## Exercise directions
State the number of lines where "icon" appears. Add nothing else.

## Dataset records
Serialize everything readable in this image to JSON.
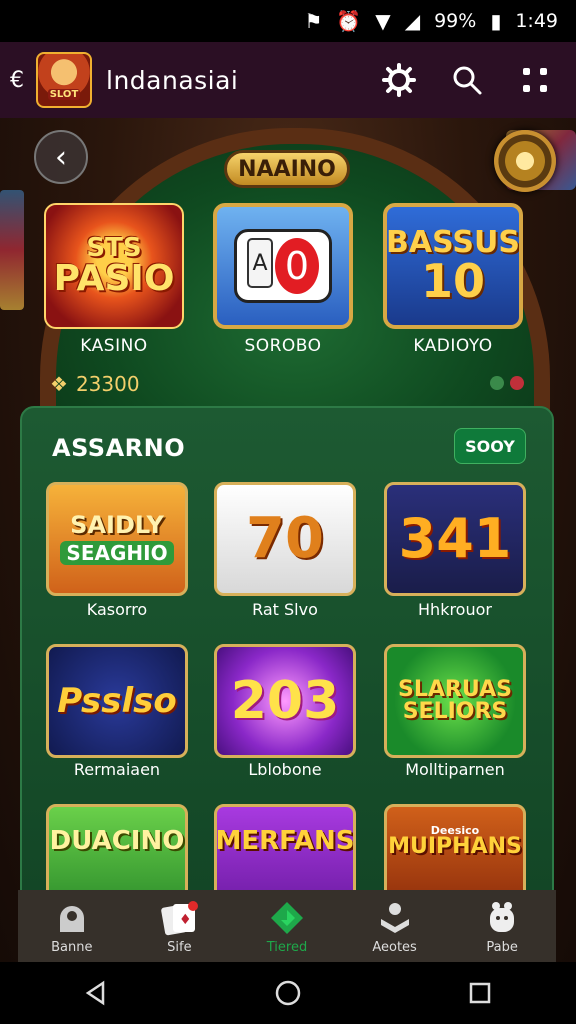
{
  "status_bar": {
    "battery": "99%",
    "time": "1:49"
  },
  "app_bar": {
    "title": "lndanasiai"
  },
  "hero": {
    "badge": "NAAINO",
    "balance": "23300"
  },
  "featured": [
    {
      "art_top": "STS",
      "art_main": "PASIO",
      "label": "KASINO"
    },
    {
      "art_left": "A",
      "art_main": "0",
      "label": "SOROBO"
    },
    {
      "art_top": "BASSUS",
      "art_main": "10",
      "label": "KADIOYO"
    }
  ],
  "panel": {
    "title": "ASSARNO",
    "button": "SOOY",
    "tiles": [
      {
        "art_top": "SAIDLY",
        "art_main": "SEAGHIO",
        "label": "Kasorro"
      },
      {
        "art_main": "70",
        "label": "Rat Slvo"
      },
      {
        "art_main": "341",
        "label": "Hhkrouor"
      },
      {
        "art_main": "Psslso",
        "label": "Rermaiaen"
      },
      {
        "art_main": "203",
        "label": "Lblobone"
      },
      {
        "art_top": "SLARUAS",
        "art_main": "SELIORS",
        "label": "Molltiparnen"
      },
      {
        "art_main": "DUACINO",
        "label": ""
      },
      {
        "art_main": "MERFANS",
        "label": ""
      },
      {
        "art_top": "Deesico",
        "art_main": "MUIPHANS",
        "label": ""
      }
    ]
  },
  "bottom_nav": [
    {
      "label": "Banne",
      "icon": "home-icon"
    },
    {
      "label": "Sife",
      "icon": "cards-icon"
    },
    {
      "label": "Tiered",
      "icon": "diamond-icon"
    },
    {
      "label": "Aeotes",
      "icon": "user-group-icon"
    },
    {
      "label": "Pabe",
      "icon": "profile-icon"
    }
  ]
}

## Task result
5